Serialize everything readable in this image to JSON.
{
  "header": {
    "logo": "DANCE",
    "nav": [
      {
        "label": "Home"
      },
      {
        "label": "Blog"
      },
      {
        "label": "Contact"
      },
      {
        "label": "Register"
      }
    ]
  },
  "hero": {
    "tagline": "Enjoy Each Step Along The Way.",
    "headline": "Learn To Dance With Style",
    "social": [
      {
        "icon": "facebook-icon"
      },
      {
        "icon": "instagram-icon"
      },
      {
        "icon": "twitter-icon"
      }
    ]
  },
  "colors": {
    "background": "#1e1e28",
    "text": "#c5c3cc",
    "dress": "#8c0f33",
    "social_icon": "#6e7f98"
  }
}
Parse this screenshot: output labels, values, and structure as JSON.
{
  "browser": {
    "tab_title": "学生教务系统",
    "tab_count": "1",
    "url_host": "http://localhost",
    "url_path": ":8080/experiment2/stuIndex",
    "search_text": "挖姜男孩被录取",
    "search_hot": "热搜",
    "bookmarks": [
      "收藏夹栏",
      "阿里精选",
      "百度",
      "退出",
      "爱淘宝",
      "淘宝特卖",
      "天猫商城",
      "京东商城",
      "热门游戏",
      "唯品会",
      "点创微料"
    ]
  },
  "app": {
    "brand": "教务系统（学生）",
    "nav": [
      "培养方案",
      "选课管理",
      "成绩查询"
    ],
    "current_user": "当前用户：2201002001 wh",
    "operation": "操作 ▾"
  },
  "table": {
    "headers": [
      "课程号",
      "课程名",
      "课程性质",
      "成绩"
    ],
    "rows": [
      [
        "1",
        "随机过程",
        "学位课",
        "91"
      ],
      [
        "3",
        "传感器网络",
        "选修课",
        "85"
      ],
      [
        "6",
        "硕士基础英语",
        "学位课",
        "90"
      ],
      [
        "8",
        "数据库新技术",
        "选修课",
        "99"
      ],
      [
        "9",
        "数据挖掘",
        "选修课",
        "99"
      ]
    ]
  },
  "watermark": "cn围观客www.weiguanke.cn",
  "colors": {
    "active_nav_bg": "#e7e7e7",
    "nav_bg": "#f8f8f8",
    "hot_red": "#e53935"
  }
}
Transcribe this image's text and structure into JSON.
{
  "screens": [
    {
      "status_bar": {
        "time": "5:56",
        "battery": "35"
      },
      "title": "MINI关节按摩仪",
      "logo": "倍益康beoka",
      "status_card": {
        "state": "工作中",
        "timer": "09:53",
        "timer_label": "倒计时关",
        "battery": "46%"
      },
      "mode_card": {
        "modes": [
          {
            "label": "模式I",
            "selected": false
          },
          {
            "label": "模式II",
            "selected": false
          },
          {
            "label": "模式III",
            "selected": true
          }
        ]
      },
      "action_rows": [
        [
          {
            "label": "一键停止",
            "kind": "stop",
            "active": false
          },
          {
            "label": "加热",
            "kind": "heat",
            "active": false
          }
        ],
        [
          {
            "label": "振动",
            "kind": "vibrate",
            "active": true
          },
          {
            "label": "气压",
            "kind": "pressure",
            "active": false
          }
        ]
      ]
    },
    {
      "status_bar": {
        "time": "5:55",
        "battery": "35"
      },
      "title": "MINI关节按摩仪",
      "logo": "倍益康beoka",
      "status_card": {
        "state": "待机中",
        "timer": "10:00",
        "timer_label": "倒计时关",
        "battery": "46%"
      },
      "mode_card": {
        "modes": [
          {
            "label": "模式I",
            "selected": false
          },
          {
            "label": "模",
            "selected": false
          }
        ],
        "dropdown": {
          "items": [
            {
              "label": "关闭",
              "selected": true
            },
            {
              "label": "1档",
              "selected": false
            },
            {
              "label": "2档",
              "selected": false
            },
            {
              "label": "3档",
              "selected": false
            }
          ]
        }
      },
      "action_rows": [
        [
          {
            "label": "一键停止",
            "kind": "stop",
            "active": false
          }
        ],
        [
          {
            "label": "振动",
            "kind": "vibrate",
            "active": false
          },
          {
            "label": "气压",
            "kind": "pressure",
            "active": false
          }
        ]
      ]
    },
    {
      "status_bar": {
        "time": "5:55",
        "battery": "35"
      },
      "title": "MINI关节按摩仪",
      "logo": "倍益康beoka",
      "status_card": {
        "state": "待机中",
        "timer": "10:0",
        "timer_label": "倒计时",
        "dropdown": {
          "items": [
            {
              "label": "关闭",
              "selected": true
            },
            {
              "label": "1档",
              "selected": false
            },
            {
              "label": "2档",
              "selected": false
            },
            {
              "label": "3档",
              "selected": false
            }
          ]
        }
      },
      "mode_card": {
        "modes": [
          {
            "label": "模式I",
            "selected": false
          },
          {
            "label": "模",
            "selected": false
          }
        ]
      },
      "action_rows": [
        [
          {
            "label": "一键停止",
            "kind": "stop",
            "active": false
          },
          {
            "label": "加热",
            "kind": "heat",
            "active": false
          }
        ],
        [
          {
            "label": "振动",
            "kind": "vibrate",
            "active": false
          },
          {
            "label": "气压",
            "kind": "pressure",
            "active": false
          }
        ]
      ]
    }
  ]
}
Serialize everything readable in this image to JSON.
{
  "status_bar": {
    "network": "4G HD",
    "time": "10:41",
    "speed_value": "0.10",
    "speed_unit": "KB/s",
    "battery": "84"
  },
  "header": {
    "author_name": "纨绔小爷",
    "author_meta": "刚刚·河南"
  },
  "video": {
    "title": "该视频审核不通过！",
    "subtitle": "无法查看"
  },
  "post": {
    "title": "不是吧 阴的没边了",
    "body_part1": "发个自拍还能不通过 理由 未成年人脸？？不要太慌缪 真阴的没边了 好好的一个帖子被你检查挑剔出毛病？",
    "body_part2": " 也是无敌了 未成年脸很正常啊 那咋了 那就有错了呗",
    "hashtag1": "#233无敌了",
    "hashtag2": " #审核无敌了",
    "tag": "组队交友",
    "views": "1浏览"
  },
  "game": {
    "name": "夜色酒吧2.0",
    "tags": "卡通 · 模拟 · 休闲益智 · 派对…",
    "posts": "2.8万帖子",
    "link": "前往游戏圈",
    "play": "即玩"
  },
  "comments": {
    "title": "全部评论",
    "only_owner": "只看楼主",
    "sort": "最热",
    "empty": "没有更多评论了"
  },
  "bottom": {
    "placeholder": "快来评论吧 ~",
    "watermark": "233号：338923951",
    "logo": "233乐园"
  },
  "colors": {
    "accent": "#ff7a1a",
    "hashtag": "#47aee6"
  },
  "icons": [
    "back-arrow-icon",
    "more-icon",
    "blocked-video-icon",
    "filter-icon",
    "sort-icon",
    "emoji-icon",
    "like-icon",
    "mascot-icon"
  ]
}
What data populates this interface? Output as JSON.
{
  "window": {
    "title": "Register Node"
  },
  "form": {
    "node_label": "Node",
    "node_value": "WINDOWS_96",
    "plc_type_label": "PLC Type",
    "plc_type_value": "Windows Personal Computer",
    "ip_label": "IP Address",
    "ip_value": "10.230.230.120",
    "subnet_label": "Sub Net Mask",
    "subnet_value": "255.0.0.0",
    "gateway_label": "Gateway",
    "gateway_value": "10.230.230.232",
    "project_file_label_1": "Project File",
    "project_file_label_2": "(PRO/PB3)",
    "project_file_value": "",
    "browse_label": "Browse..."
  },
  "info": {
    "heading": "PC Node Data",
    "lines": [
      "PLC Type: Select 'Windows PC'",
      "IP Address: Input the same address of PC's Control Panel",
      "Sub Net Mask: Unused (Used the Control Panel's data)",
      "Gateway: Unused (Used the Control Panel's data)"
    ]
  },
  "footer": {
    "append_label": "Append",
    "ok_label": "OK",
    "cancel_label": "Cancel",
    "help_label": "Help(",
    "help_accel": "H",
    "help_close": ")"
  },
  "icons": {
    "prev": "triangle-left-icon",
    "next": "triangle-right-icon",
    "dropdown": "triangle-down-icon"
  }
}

════════════════════

- **TASK TO CARRY OUT**:
Every entry must be quoted exactly as it appears above.

- **WRITTEN ANSWER**:
Serialize everything readable in this image to JSON.
{
  "header": {
    "logo": "DANCE",
    "nav": [
      {
        "label": "Home"
      },
      {
        "label": "Blog"
      },
      {
        "label": "Contact"
      },
      {
        "label": "Register"
      }
    ]
  },
  "hero": {
    "tagline": "Enjoy Each Step Along The Way.",
    "headline": "Learn To Dance With Style",
    "social": [
      {
        "icon": "facebook-icon"
      },
      {
        "icon": "instagram-icon"
      },
      {
        "icon": "twitter-icon"
      }
    ]
  },
  "colors": {
    "background": "#1e1e28",
    "text": "#c5c3cc",
    "dress": "#8c0f33",
    "social_icon": "#6e7f98"
  }
}
Parse this screenshot: output labels, values, and structure as JSON.
{
  "browser": {
    "tab_title": "学生教务系统",
    "tab_count": "1",
    "url_host": "http://localhost",
    "url_path": ":8080/experiment2/stuIndex",
    "search_text": "挖姜男孩被录取",
    "search_hot": "热搜",
    "bookmarks": [
      "收藏夹栏",
      "阿里精选",
      "百度",
      "退出",
      "爱淘宝",
      "淘宝特卖",
      "天猫商城",
      "京东商城",
      "热门游戏",
      "唯品会",
      "点创微料"
    ]
  },
  "app": {
    "brand": "教务系统（学生）",
    "nav": [
      "培养方案",
      "选课管理",
      "成绩查询"
    ],
    "current_user": "当前用户：2201002001 wh",
    "operation": "操作 ▾"
  },
  "table": {
    "headers": [
      "课程号",
      "课程名",
      "课程性质",
      "成绩"
    ],
    "rows": [
      [
        "1",
        "随机过程",
        "学位课",
        "91"
      ],
      [
        "3",
        "传感器网络",
        "选修课",
        "85"
      ],
      [
        "6",
        "硕士基础英语",
        "学位课",
        "90"
      ],
      [
        "8",
        "数据库新技术",
        "选修课",
        "99"
      ],
      [
        "9",
        "数据挖掘",
        "选修课",
        "99"
      ]
    ]
  },
  "watermark": "cn围观客www.weiguanke.cn",
  "colors": {
    "active_nav_bg": "#e7e7e7",
    "nav_bg": "#f8f8f8",
    "hot_red": "#e53935"
  }
}
Transcribe this image's text and structure into JSON.
{
  "screens": [
    {
      "status_bar": {
        "time": "5:56",
        "battery": "35"
      },
      "title": "MINI关节按摩仪",
      "logo": "倍益康beoka",
      "status_card": {
        "state": "工作中",
        "timer": "09:53",
        "timer_label": "倒计时关",
        "battery": "46%"
      },
      "mode_card": {
        "modes": [
          {
            "label": "模式I",
            "selected": false
          },
          {
            "label": "模式II",
            "selected": false
          },
          {
            "label": "模式III",
            "selected": true
          }
        ]
      },
      "action_rows": [
        [
          {
            "label": "一键停止",
            "kind": "stop",
            "active": false
          },
          {
            "label": "加热",
            "kind": "heat",
            "active": false
          }
        ],
        [
          {
            "label": "振动",
            "kind": "vibrate",
            "active": true
          },
          {
            "label": "气压",
            "kind": "pressure",
            "active": false
          }
        ]
      ]
    },
    {
      "status_bar": {
        "time": "5:55",
        "battery": "35"
      },
      "title": "MINI关节按摩仪",
      "logo": "倍益康beoka",
      "status_card": {
        "state": "待机中",
        "timer": "10:00",
        "timer_label": "倒计时关",
        "battery": "46%"
      },
      "mode_card": {
        "modes": [
          {
            "label": "模式I",
            "selected": false
          },
          {
            "label": "模",
            "selected": false
          }
        ],
        "dropdown": {
          "items": [
            {
              "label": "关闭",
              "selected": true
            },
            {
              "label": "1档",
              "selected": false
            },
            {
              "label": "2档",
              "selected": false
            },
            {
              "label": "3档",
              "selected": false
            }
          ]
        }
      },
      "action_rows": [
        [
          {
            "label": "一键停止",
            "kind": "stop",
            "active": false
          }
        ],
        [
          {
            "label": "振动",
            "kind": "vibrate",
            "active": false
          },
          {
            "label": "气压",
            "kind": "pressure",
            "active": false
          }
        ]
      ]
    },
    {
      "status_bar": {
        "time": "5:55",
        "battery": "35"
      },
      "title": "MINI关节按摩仪",
      "logo": "倍益康beoka",
      "status_card": {
        "state": "待机中",
        "timer": "10:0",
        "timer_label": "倒计时",
        "dropdown": {
          "items": [
            {
              "label": "关闭",
              "selected": true
            },
            {
              "label": "1档",
              "selected": false
            },
            {
              "label": "2档",
              "selected": false
            },
            {
              "label": "3档",
              "selected": false
            }
          ]
        }
      },
      "mode_card": {
        "modes": [
          {
            "label": "模式I",
            "selected": false
          },
          {
            "label": "模",
            "selected": false
          }
        ]
      },
      "action_rows": [
        [
          {
            "label": "一键停止",
            "kind": "stop",
            "active": false
          },
          {
            "label": "加热",
            "kind": "heat",
            "active": false
          }
        ],
        [
          {
            "label": "振动",
            "kind": "vibrate",
            "active": false
          },
          {
            "label": "气压",
            "kind": "pressure",
            "active": false
          }
        ]
      ]
    }
  ]
}
Serialize everything readable in this image to JSON.
{
  "status_bar": {
    "network": "4G HD",
    "time": "10:41",
    "speed_value": "0.10",
    "speed_unit": "KB/s",
    "battery": "84"
  },
  "header": {
    "author_name": "纨绔小爷",
    "author_meta": "刚刚·河南"
  },
  "video": {
    "title": "该视频审核不通过！",
    "subtitle": "无法查看"
  },
  "post": {
    "title": "不是吧 阴的没边了",
    "body_part1": "发个自拍还能不通过 理由 未成年人脸？？不要太慌缪 真阴的没边了 好好的一个帖子被你检查挑剔出毛病？",
    "body_part2": " 也是无敌了 未成年脸很正常啊 那咋了 那就有错了呗",
    "hashtag1": "#233无敌了",
    "hashtag2": " #审核无敌了",
    "tag": "组队交友",
    "views": "1浏览"
  },
  "game": {
    "name": "夜色酒吧2.0",
    "tags": "卡通 · 模拟 · 休闲益智 · 派对…",
    "posts": "2.8万帖子",
    "link": "前往游戏圈",
    "play": "即玩"
  },
  "comments": {
    "title": "全部评论",
    "only_owner": "只看楼主",
    "sort": "最热",
    "empty": "没有更多评论了"
  },
  "bottom": {
    "placeholder": "快来评论吧 ~",
    "watermark": "233号：338923951",
    "logo": "233乐园"
  },
  "colors": {
    "accent": "#ff7a1a",
    "hashtag": "#47aee6"
  },
  "icons": [
    "back-arrow-icon",
    "more-icon",
    "blocked-video-icon",
    "filter-icon",
    "sort-icon",
    "emoji-icon",
    "like-icon",
    "mascot-icon"
  ]
}
What data populates this interface? Output as JSON.
{
  "window": {
    "title": "Register Node"
  },
  "form": {
    "node_label": "Node",
    "node_value": "WINDOWS_96",
    "plc_type_label": "PLC Type",
    "plc_type_value": "Windows Personal Computer",
    "ip_label": "IP Address",
    "ip_value": "10.230.230.120",
    "subnet_label": "Sub Net Mask",
    "subnet_value": "255.0.0.0",
    "gateway_label": "Gateway",
    "gateway_value": "10.230.230.232",
    "project_file_label_1": "Project File",
    "project_file_label_2": "(PRO/PB3)",
    "project_file_value": "",
    "browse_label": "Browse..."
  },
  "info": {
    "heading": "PC Node Data",
    "lines": [
      "PLC Type: Select 'Windows PC'",
      "IP Address: Input the same address of PC's Control Panel",
      "Sub Net Mask: Unused (Used the Control Panel's data)",
      "Gateway: Unused (Used the Control Panel's data)"
    ]
  },
  "footer": {
    "append_label": "Append",
    "ok_label": "OK",
    "cancel_label": "Cancel",
    "help_label": "Help(",
    "help_accel": "H",
    "help_close": ")"
  },
  "icons": {
    "prev": "triangle-left-icon",
    "next": "triangle-right-icon",
    "dropdown": "triangle-down-icon"
  }
}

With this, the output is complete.